● Goal: Give back every line exactly as it appears, pictures excluded.

[Data records]
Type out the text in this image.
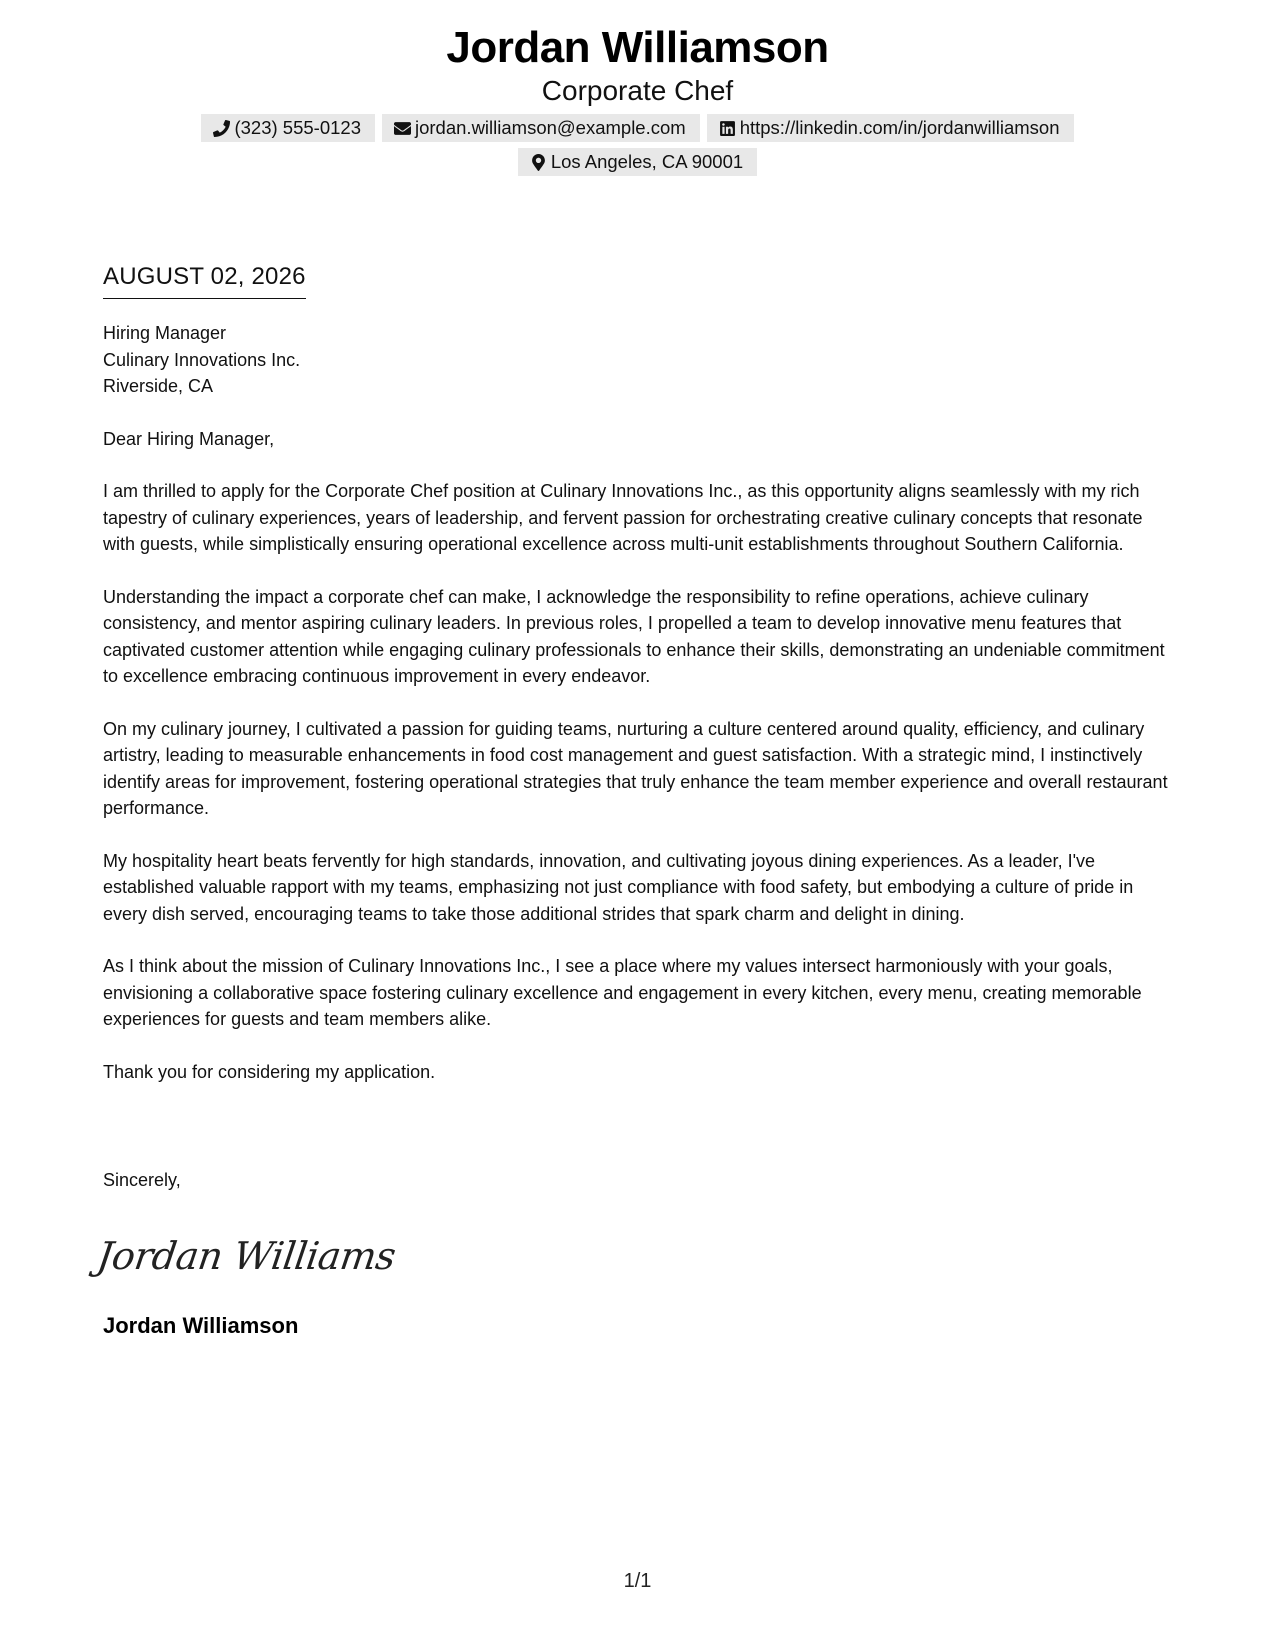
Jordan Williamson
Corporate Chef
(323) 555-0123	jordan.williamson@example.com	https://linkedin.com/in/jordanwilliamson
Los Angeles, CA 90001
AUGUST 02, 2026
Hiring Manager
Culinary Innovations Inc.
Riverside, CA

Dear Hiring Manager,

I am thrilled to apply for the Corporate Chef position at Culinary Innovations Inc., as this opportunity aligns seamlessly with my rich tapestry of culinary experiences, years of leadership, and fervent passion for orchestrating creative culinary concepts that resonate with guests, while simplistically ensuring operational excellence across multi-unit establishments throughout Southern California.

Understanding the impact a corporate chef can make, I acknowledge the responsibility to refine operations, achieve culinary consistency, and mentor aspiring culinary leaders. In previous roles, I propelled a team to develop innovative menu features that captivated customer attention while engaging culinary professionals to enhance their skills, demonstrating an undeniable commitment to excellence embracing continuous improvement in every endeavor.

On my culinary journey, I cultivated a passion for guiding teams, nurturing a culture centered around quality, efficiency, and culinary artistry, leading to measurable enhancements in food cost management and guest satisfaction. With a strategic mind, I instinctively identify areas for improvement, fostering operational strategies that truly enhance the team member experience and overall restaurant performance.

My hospitality heart beats fervently for high standards, innovation, and cultivating joyous dining experiences. As a leader, I've established valuable rapport with my teams, emphasizing not just compliance with food safety, but embodying a culture of pride in every dish served, encouraging teams to take those additional strides that spark charm and delight in dining.

As I think about the mission of Culinary Innovations Inc., I see a place where my values intersect harmoniously with your goals, envisioning a collaborative space fostering culinary excellence and engagement in every kitchen, every menu, creating memorable experiences for guests and team members alike.

Thank you for considering my application.

Sincerely,
Jordan Williams
Jordan Williamson
1/1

● Output for this exercise:
Type out the text in this image.
Jordan Williamson
Corporate Chef
(323) 555-0123	jordan.williamson@example.com	https://linkedin.com/in/jordanwilliamson
Los Angeles, CA 90001
AUGUST 02, 2026
Hiring Manager
Culinary Innovations Inc.
Riverside, CA

Dear Hiring Manager,

I am thrilled to apply for the Corporate Chef position at Culinary Innovations Inc., as this opportunity aligns seamlessly with my rich tapestry of culinary experiences, years of leadership, and fervent passion for orchestrating creative culinary concepts that resonate with guests, while simplistically ensuring operational excellence across multi-unit establishments throughout Southern California.

Understanding the impact a corporate chef can make, I acknowledge the responsibility to refine operations, achieve culinary consistency, and mentor aspiring culinary leaders. In previous roles, I propelled a team to develop innovative menu features that captivated customer attention while engaging culinary professionals to enhance their skills, demonstrating an undeniable commitment to excellence embracing continuous improvement in every endeavor.

On my culinary journey, I cultivated a passion for guiding teams, nurturing a culture centered around quality, efficiency, and culinary artistry, leading to measurable enhancements in food cost management and guest satisfaction. With a strategic mind, I instinctively identify areas for improvement, fostering operational strategies that truly enhance the team member experience and overall restaurant performance.

My hospitality heart beats fervently for high standards, innovation, and cultivating joyous dining experiences. As a leader, I've established valuable rapport with my teams, emphasizing not just compliance with food safety, but embodying a culture of pride in every dish served, encouraging teams to take those additional strides that spark charm and delight in dining.

As I think about the mission of Culinary Innovations Inc., I see a place where my values intersect harmoniously with your goals, envisioning a collaborative space fostering culinary excellence and engagement in every kitchen, every menu, creating memorable experiences for guests and team members alike.

Thank you for considering my application.

Sincerely,
Jordan Williams
Jordan Williamson
1/1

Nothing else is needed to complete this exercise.